▶ **OBJECTIVE**: Write out each record below exactly as it appears, with no pictures.

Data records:

· · ·

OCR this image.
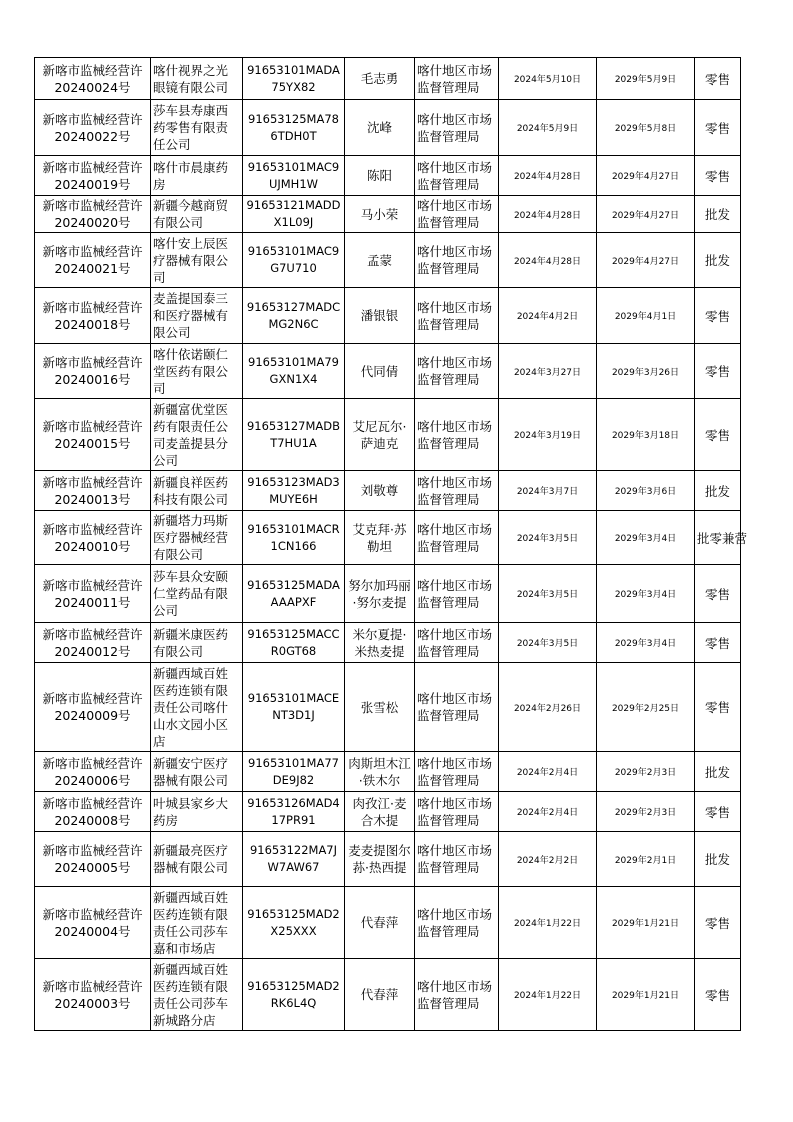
新喀市监械经营许20240024号	喀什视界之光眼镜有限公司	91653101MADA75YX82	毛志勇	喀什地区市场监督管理局	2024年5月10日	2029年5月9日	零售
新喀市监械经营许20240022号	莎车县寿康西药零售有限责任公司	91653125MA786TDH0T	沈峰	喀什地区市场监督管理局	2024年5月9日	2029年5月8日	零售
新喀市监械经营许20240019号	喀什市晨康药房	91653101MAC9UJMH1W	陈阳	喀什地区市场监督管理局	2024年4月28日	2029年4月27日	零售
新喀市监械经营许20240020号	新疆今越商贸有限公司	91653121MADDX1L09J	马小荣	喀什地区市场监督管理局	2024年4月28日	2029年4月27日	批发
新喀市监械经营许20240021号	喀什安上辰医疗器械有限公司	91653101MAC9G7U710	孟蒙	喀什地区市场监督管理局	2024年4月28日	2029年4月27日	批发
新喀市监械经营许20240018号	麦盖提国泰三和医疗器械有限公司	91653127MADCMG2N6C	潘银银	喀什地区市场监督管理局	2024年4月2日	2029年4月1日	零售
新喀市监械经营许20240016号	喀什依诺颐仁堂医药有限公司	91653101MA79GXN1X4	代同倩	喀什地区市场监督管理局	2024年3月27日	2029年3月26日	零售
新喀市监械经营许20240015号	新疆富优堂医药有限责任公司麦盖提县分公司	91653127MADBT7HU1A	艾尼瓦尔·萨迪克	喀什地区市场监督管理局	2024年3月19日	2029年3月18日	零售
新喀市监械经营许20240013号	新疆良祥医药科技有限公司	91653123MAD3MUYE6H	刘敬尊	喀什地区市场监督管理局	2024年3月7日	2029年3月6日	批发
新喀市监械经营许20240010号	新疆塔力玛斯医疗器械经营有限公司	91653101MACR1CN166	艾克拜·苏勒坦	喀什地区市场监督管理局	2024年3月5日	2029年3月4日	批零兼营
新喀市监械经营许20240011号	莎车县众安颐仁堂药品有限公司	91653125MADAAAAPXF	努尔加玛丽·努尔麦提	喀什地区市场监督管理局	2024年3月5日	2029年3月4日	零售
新喀市监械经营许20240012号	新疆米康医药有限公司	91653125MACCR0GT68	米尔夏提·米热麦提	喀什地区市场监督管理局	2024年3月5日	2029年3月4日	零售
新喀市监械经营许20240009号	新疆西域百姓医药连锁有限责任公司喀什山水文园小区店	91653101MACENT3D1J	张雪松	喀什地区市场监督管理局	2024年2月26日	2029年2月25日	零售
新喀市监械经营许20240006号	新疆安宁医疗器械有限公司	91653101MA77DE9J82	肉斯坦木江·铁木尔	喀什地区市场监督管理局	2024年2月4日	2029年2月3日	批发
新喀市监械经营许20240008号	叶城县家乡大药房	91653126MAD417PR91	肉孜江·麦合木提	喀什地区市场监督管理局	2024年2月4日	2029年2月3日	零售
新喀市监械经营许20240005号	新疆最亮医疗器械有限公司	91653122MA7JW7AW67	麦麦提图尔荪·热西提	喀什地区市场监督管理局	2024年2月2日	2029年2月1日	批发
新喀市监械经营许20240004号	新疆西域百姓医药连锁有限责任公司莎车嘉和市场店	91653125MAD2X25XXX	代春萍	喀什地区市场监督管理局	2024年1月22日	2029年1月21日	零售
新喀市监械经营许20240003号	新疆西域百姓医药连锁有限责任公司莎车新城路分店	91653125MAD2RK6L4Q	代春萍	喀什地区市场监督管理局	2024年1月22日	2029年1月21日	零售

· · ·

▶ **THE REPLY**:
OCR this image.
新喀市监械经营许20240024号	喀什视界之光眼镜有限公司	91653101MADA75YX82	毛志勇	喀什地区市场监督管理局	2024年5月10日	2029年5月9日	零售
新喀市监械经营许20240022号	莎车县寿康西药零售有限责任公司	91653125MA786TDH0T	沈峰	喀什地区市场监督管理局	2024年5月9日	2029年5月8日	零售
新喀市监械经营许20240019号	喀什市晨康药房	91653101MAC9UJMH1W	陈阳	喀什地区市场监督管理局	2024年4月28日	2029年4月27日	零售
新喀市监械经营许20240020号	新疆今越商贸有限公司	91653121MADDX1L09J	马小荣	喀什地区市场监督管理局	2024年4月28日	2029年4月27日	批发
新喀市监械经营许20240021号	喀什安上辰医疗器械有限公司	91653101MAC9G7U710	孟蒙	喀什地区市场监督管理局	2024年4月28日	2029年4月27日	批发
新喀市监械经营许20240018号	麦盖提国泰三和医疗器械有限公司	91653127MADCMG2N6C	潘银银	喀什地区市场监督管理局	2024年4月2日	2029年4月1日	零售
新喀市监械经营许20240016号	喀什依诺颐仁堂医药有限公司	91653101MA79GXN1X4	代同倩	喀什地区市场监督管理局	2024年3月27日	2029年3月26日	零售
新喀市监械经营许20240015号	新疆富优堂医药有限责任公司麦盖提县分公司	91653127MADBT7HU1A	艾尼瓦尔·萨迪克	喀什地区市场监督管理局	2024年3月19日	2029年3月18日	零售
新喀市监械经营许20240013号	新疆良祥医药科技有限公司	91653123MAD3MUYE6H	刘敬尊	喀什地区市场监督管理局	2024年3月7日	2029年3月6日	批发
新喀市监械经营许20240010号	新疆塔力玛斯医疗器械经营有限公司	91653101MACR1CN166	艾克拜·苏勒坦	喀什地区市场监督管理局	2024年3月5日	2029年3月4日	批零兼营
新喀市监械经营许20240011号	莎车县众安颐仁堂药品有限公司	91653125MADAAAAPXF	努尔加玛丽·努尔麦提	喀什地区市场监督管理局	2024年3月5日	2029年3月4日	零售
新喀市监械经营许20240012号	新疆米康医药有限公司	91653125MACCR0GT68	米尔夏提·米热麦提	喀什地区市场监督管理局	2024年3月5日	2029年3月4日	零售
新喀市监械经营许20240009号	新疆西域百姓医药连锁有限责任公司喀什山水文园小区店	91653101MACENT3D1J	张雪松	喀什地区市场监督管理局	2024年2月26日	2029年2月25日	零售
新喀市监械经营许20240006号	新疆安宁医疗器械有限公司	91653101MA77DE9J82	肉斯坦木江·铁木尔	喀什地区市场监督管理局	2024年2月4日	2029年2月3日	批发
新喀市监械经营许20240008号	叶城县家乡大药房	91653126MAD417PR91	肉孜江·麦合木提	喀什地区市场监督管理局	2024年2月4日	2029年2月3日	零售
新喀市监械经营许20240005号	新疆最亮医疗器械有限公司	91653122MA7JW7AW67	麦麦提图尔荪·热西提	喀什地区市场监督管理局	2024年2月2日	2029年2月1日	批发
新喀市监械经营许20240004号	新疆西域百姓医药连锁有限责任公司莎车嘉和市场店	91653125MAD2X25XXX	代春萍	喀什地区市场监督管理局	2024年1月22日	2029年1月21日	零售
新喀市监械经营许20240003号	新疆西域百姓医药连锁有限责任公司莎车新城路分店	91653125MAD2RK6L4Q	代春萍	喀什地区市场监督管理局	2024年1月22日	2029年1月21日	零售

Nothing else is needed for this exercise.